▶ Collected data entries
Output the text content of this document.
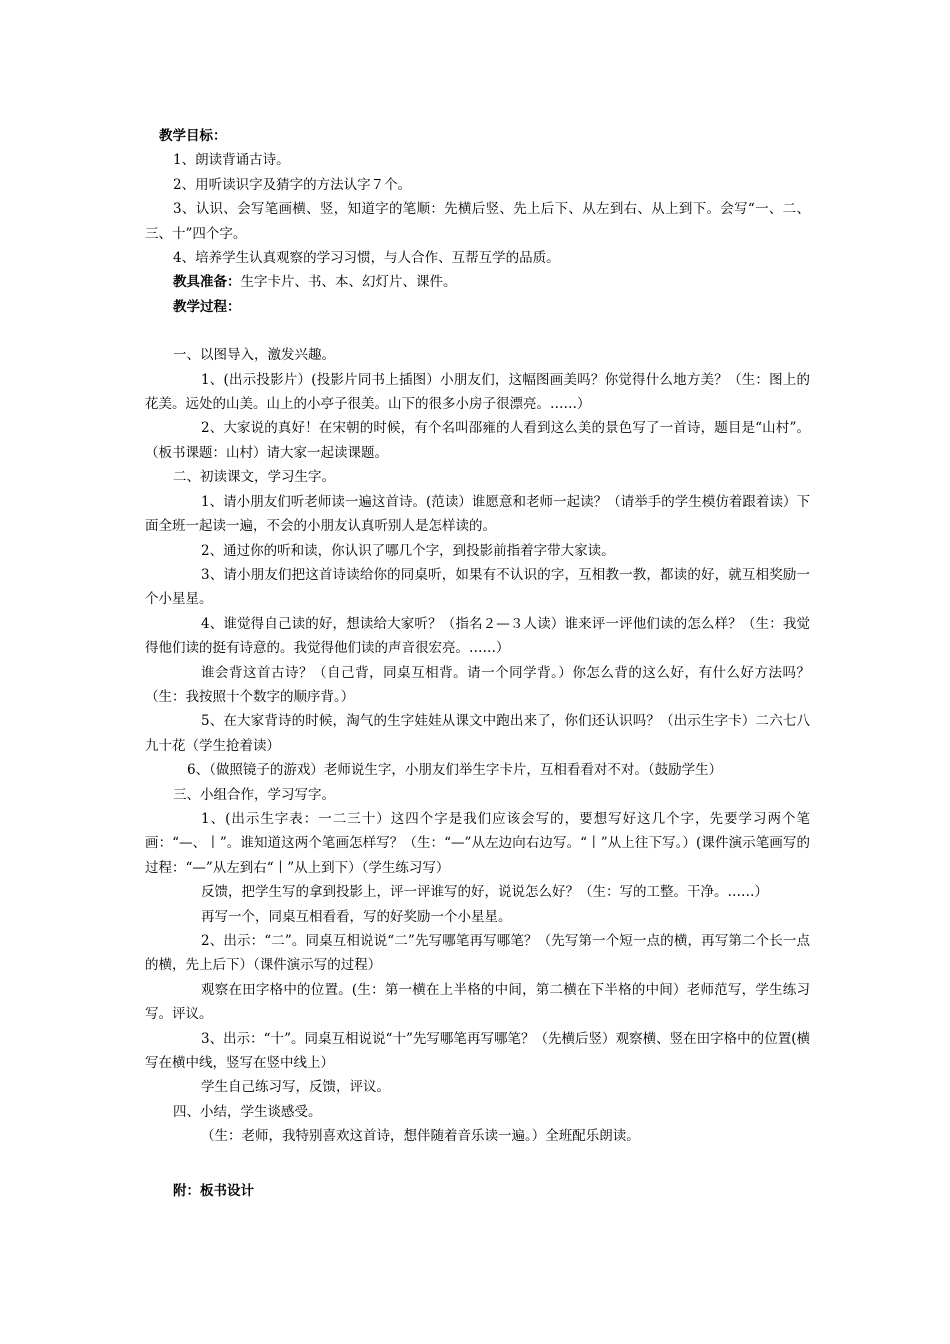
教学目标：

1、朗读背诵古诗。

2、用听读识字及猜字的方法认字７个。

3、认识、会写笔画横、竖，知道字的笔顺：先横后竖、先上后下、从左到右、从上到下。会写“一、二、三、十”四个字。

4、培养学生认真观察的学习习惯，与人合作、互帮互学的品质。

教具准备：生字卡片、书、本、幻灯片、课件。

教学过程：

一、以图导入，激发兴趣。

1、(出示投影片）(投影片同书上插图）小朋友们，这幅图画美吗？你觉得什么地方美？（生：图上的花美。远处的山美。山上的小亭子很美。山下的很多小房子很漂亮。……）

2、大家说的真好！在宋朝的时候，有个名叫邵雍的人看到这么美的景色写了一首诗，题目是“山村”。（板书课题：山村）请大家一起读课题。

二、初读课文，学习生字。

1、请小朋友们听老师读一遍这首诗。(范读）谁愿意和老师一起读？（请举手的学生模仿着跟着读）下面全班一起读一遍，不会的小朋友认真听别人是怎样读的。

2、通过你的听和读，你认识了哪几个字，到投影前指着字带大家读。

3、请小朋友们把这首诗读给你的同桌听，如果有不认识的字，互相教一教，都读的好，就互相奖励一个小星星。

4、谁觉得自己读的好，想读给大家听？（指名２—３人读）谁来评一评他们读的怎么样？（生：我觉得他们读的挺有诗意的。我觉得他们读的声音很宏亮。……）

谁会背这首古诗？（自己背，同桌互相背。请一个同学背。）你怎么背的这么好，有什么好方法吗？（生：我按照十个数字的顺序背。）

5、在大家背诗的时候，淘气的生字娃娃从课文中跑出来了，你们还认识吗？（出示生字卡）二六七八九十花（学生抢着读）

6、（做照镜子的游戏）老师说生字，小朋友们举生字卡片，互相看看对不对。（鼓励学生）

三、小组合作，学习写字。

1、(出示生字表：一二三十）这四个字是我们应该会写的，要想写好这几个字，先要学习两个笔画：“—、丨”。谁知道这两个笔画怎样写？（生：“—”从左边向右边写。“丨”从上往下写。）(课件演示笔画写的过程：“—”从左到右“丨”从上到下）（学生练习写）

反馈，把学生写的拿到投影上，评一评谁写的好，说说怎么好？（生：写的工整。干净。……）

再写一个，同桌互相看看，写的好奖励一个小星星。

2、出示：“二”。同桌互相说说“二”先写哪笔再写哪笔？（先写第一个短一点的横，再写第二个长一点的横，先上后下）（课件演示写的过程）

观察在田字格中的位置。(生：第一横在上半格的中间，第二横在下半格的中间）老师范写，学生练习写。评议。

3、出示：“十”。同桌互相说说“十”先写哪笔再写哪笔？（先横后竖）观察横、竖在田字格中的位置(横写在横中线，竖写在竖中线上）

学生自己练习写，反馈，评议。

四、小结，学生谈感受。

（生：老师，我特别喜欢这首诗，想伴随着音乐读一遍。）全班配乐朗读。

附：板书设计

--

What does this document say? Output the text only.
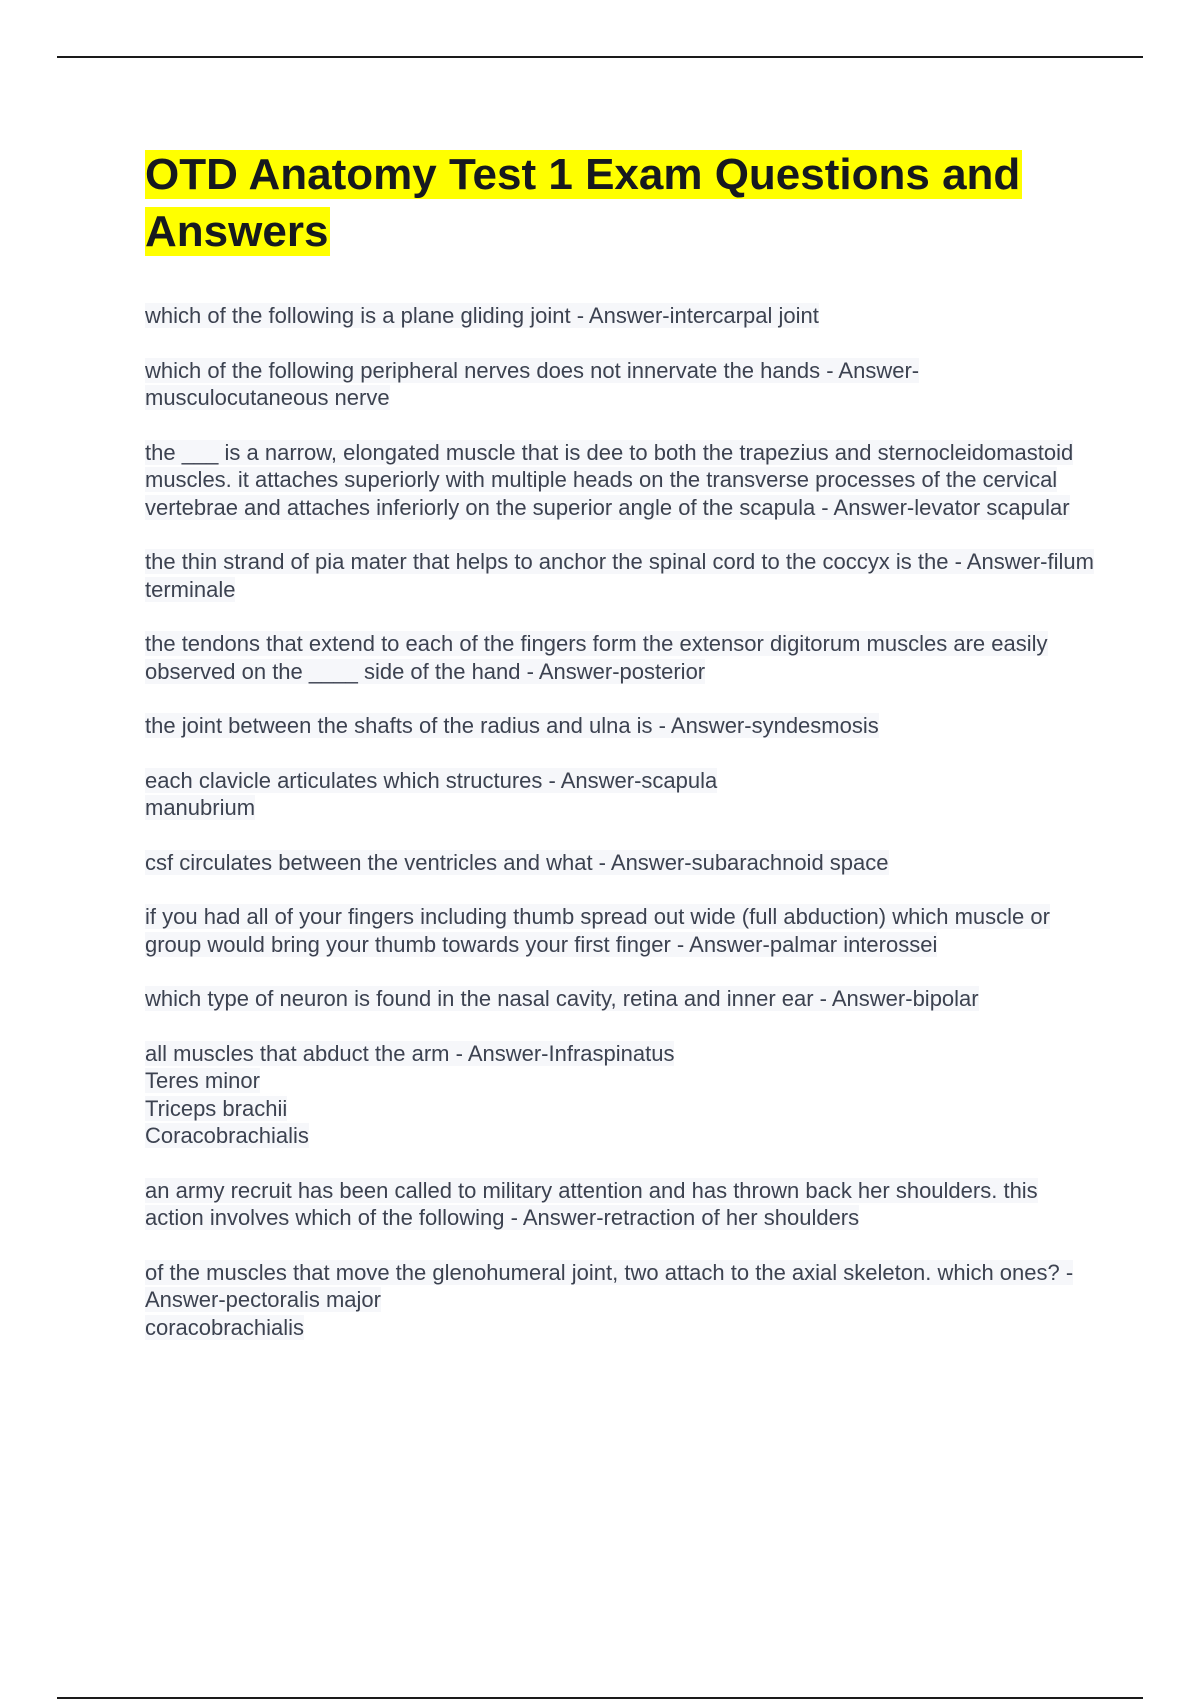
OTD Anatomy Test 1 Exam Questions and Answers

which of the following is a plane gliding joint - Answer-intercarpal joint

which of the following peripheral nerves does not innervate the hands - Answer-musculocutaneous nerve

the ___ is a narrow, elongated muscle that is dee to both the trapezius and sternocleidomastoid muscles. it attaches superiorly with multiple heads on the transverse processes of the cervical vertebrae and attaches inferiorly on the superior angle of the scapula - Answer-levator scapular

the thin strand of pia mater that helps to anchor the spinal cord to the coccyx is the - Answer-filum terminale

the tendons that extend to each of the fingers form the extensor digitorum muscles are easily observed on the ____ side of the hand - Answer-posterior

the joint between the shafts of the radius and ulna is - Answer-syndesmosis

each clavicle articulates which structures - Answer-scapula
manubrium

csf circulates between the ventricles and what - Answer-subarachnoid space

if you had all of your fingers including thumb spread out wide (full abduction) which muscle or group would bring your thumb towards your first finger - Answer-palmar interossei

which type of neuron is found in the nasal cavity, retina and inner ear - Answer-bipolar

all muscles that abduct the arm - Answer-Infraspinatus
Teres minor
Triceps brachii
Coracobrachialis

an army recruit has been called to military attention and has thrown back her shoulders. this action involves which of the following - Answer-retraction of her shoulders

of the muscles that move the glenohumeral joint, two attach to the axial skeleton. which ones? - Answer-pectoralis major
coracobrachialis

==

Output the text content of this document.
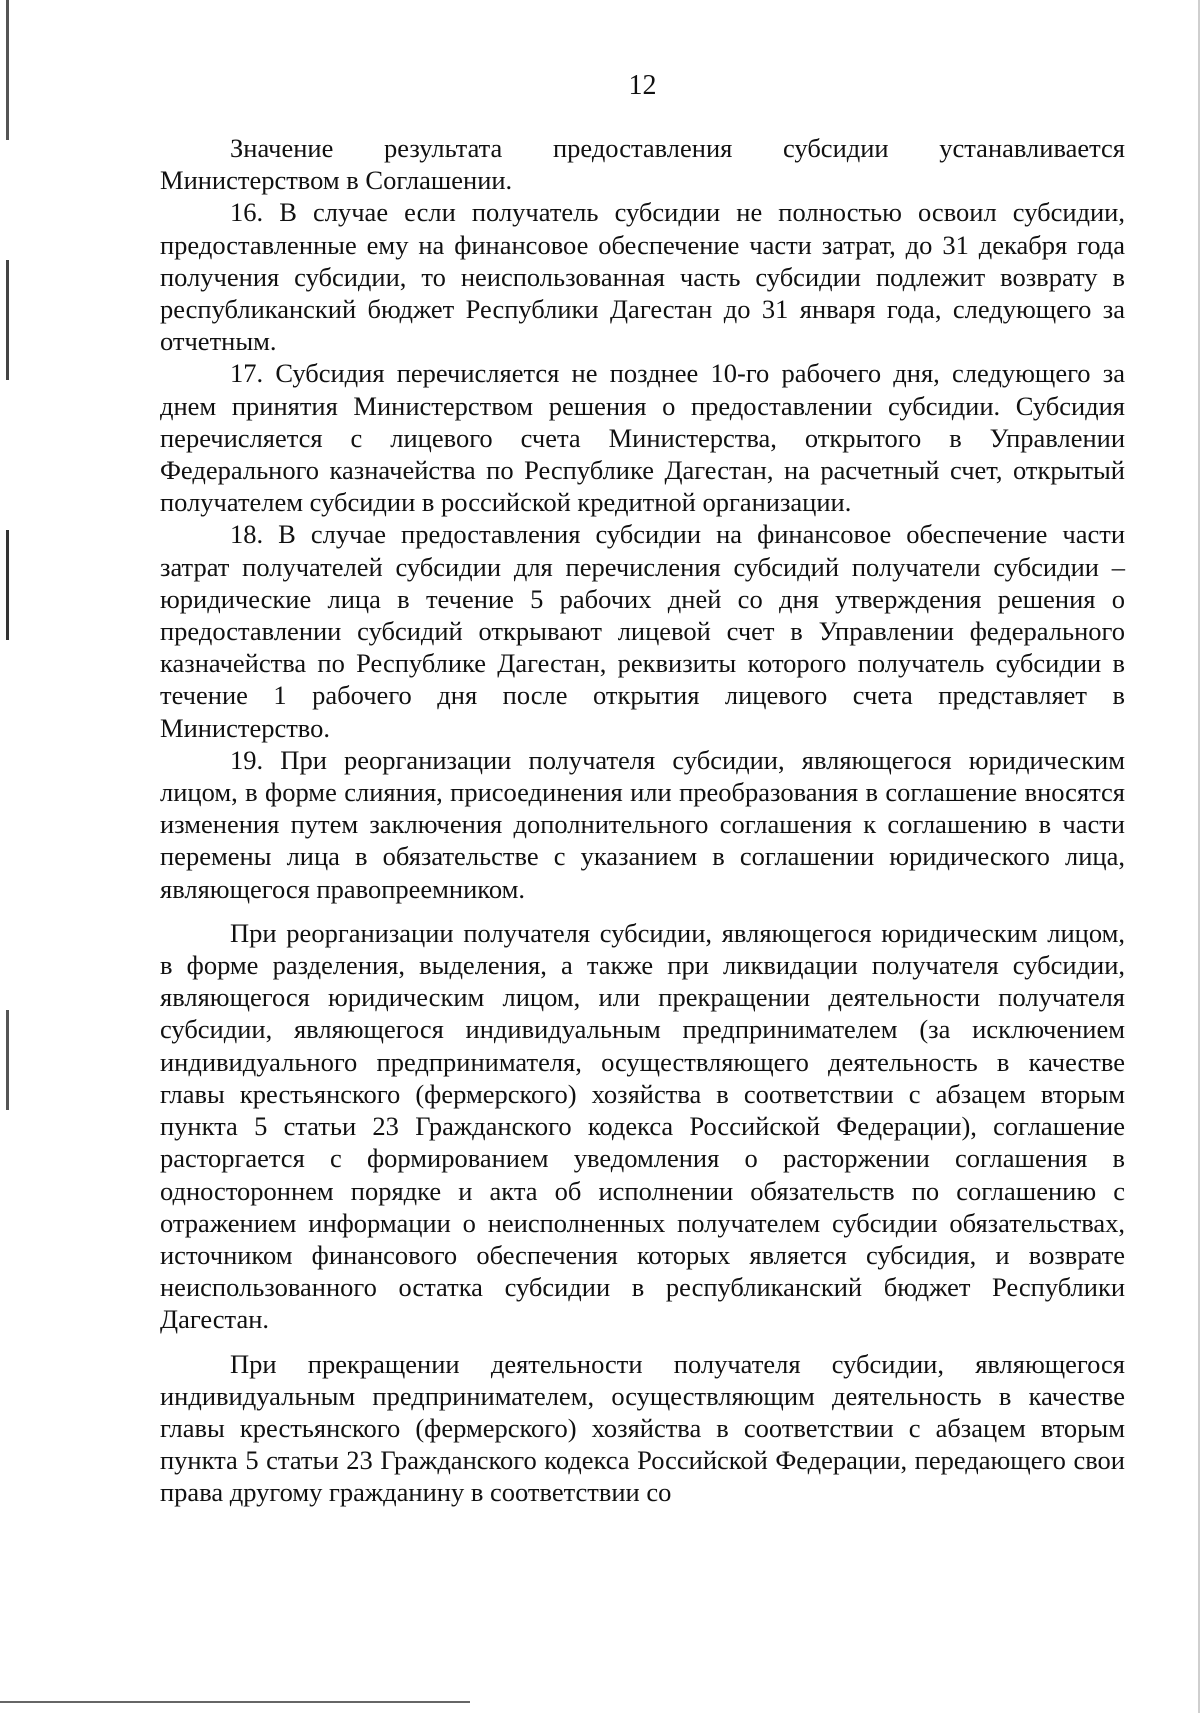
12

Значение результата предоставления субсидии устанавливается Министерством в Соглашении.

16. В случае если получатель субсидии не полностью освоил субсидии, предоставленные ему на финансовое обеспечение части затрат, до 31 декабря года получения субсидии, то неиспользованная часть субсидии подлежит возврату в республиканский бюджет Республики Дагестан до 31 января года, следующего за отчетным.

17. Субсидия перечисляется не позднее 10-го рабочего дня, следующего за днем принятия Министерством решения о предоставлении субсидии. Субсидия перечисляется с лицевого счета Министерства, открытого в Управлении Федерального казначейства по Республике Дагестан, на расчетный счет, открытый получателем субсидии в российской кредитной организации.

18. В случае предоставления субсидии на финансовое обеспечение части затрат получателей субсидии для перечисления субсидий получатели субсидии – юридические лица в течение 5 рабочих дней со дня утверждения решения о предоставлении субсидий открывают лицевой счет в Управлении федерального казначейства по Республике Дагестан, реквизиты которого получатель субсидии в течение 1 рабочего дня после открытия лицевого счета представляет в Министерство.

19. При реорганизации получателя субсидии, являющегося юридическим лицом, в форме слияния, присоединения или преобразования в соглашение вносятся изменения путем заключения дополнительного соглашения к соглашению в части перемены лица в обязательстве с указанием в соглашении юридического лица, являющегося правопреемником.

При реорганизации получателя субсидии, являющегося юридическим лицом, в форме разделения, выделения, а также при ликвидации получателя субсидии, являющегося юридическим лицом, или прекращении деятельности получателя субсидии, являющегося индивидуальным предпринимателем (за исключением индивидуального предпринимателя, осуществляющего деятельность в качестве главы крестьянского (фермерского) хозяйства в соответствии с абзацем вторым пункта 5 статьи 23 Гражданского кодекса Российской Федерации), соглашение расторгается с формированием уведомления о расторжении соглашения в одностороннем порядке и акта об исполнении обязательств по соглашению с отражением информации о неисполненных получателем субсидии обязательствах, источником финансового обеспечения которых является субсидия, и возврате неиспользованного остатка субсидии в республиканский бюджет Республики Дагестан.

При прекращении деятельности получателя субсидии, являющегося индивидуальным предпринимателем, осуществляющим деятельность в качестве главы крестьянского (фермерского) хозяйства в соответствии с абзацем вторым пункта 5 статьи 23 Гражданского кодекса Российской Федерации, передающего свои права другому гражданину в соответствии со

▶ WHAT IS NEEDED
Collect the lines of the records that include the string "хозяйства".

▶ SOLUTION
При реорганизации получателя субсидии, являющегося юридическим лицом, в форме разделения, выделения, а также при ликвидации получателя субсидии, являющегося юридическим лицом, или прекращении деятельности получателя субсидии, являющегося индивидуальным предпринимателем (за исключением индивидуального предпринимателя, осуществляющего деятельность в качестве главы крестьянского (фермерского) хозяйства в соответствии с абзацем вторым пункта 5 статьи 23 Гражданского кодекса Российской Федерации), соглашение расторгается с формированием уведомления о расторжении соглашения в одностороннем порядке и акта об исполнении обязательств по соглашению с отражением информации о неисполненных получателем субсидии обязательствах, источником финансового обеспечения которых является субсидия, и возврате неиспользованного остатка субсидии в республиканский бюджет Республики Дагестан.
При прекращении деятельности получателя субсидии, являющегося индивидуальным предпринимателем, осуществляющим деятельность в качестве главы крестьянского (фермерского) хозяйства в соответствии с абзацем вторым пункта 5 статьи 23 Гражданского кодекса Российской Федерации, передающего свои права другому гражданину в соответствии со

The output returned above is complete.